Copy out each line exactly as it appears.

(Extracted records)
------------------------------------------------

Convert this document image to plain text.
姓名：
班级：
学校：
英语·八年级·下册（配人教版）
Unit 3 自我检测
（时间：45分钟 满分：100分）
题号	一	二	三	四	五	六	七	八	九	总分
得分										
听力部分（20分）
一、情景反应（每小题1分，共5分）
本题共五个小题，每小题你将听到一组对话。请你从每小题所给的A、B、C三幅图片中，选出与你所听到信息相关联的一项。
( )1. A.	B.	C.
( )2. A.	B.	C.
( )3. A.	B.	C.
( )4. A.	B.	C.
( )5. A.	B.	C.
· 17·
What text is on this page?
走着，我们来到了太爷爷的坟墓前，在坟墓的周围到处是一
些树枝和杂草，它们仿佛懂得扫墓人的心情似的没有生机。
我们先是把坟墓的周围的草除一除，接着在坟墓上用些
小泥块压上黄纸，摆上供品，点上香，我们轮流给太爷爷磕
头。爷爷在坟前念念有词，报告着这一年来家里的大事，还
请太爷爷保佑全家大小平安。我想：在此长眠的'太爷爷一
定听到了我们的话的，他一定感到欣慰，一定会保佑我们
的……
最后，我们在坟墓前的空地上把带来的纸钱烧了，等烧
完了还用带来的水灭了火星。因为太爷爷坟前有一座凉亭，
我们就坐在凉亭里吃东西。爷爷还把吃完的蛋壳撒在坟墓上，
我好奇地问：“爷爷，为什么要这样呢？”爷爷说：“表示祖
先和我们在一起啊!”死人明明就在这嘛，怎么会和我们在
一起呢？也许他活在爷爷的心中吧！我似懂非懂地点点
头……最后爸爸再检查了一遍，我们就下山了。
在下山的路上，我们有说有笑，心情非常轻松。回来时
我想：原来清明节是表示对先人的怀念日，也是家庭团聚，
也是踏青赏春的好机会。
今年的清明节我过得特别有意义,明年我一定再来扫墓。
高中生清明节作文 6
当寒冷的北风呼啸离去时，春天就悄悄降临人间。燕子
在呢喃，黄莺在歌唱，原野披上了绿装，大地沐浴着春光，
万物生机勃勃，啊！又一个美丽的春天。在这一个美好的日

------------------------------------------------

* [CORRECT RESPONSE]
Convert this document image to plain text.
姓名：
班级：
学校：
英语·八年级·下册（配人教版）
Unit 3 自我检测
（时间：45分钟 满分：100分）
题号	一	二	三	四	五	六	七	八	九	总分
得分										
听力部分（20分）
一、情景反应（每小题1分，共5分）
本题共五个小题，每小题你将听到一组对话。请你从每小题所给的A、B、C三幅图片中，选出与你所听到信息相关联的一项。
( )1. A.	B.	C.
( )2. A.	B.	C.
( )3. A.	B.	C.
( )4. A.	B.	C.
( )5. A.	B.	C.
· 17·
What text is on this page?
走着，我们来到了太爷爷的坟墓前，在坟墓的周围到处是一
些树枝和杂草，它们仿佛懂得扫墓人的心情似的没有生机。
我们先是把坟墓的周围的草除一除，接着在坟墓上用些
小泥块压上黄纸，摆上供品，点上香，我们轮流给太爷爷磕
头。爷爷在坟前念念有词，报告着这一年来家里的大事，还
请太爷爷保佑全家大小平安。我想：在此长眠的'太爷爷一
定听到了我们的话的，他一定感到欣慰，一定会保佑我们
的……
最后，我们在坟墓前的空地上把带来的纸钱烧了，等烧
完了还用带来的水灭了火星。因为太爷爷坟前有一座凉亭，
我们就坐在凉亭里吃东西。爷爷还把吃完的蛋壳撒在坟墓上，
我好奇地问：“爷爷，为什么要这样呢？”爷爷说：“表示祖
先和我们在一起啊!”死人明明就在这嘛，怎么会和我们在
一起呢？也许他活在爷爷的心中吧！我似懂非懂地点点
头……最后爸爸再检查了一遍，我们就下山了。
在下山的路上，我们有说有笑，心情非常轻松。回来时
我想：原来清明节是表示对先人的怀念日，也是家庭团聚，
也是踏青赏春的好机会。
今年的清明节我过得特别有意义,明年我一定再来扫墓。
高中生清明节作文 6
当寒冷的北风呼啸离去时，春天就悄悄降临人间。燕子
在呢喃，黄莺在歌唱，原野披上了绿装，大地沐浴着春光，
万物生机勃勃，啊！又一个美丽的春天。在这一个美好的日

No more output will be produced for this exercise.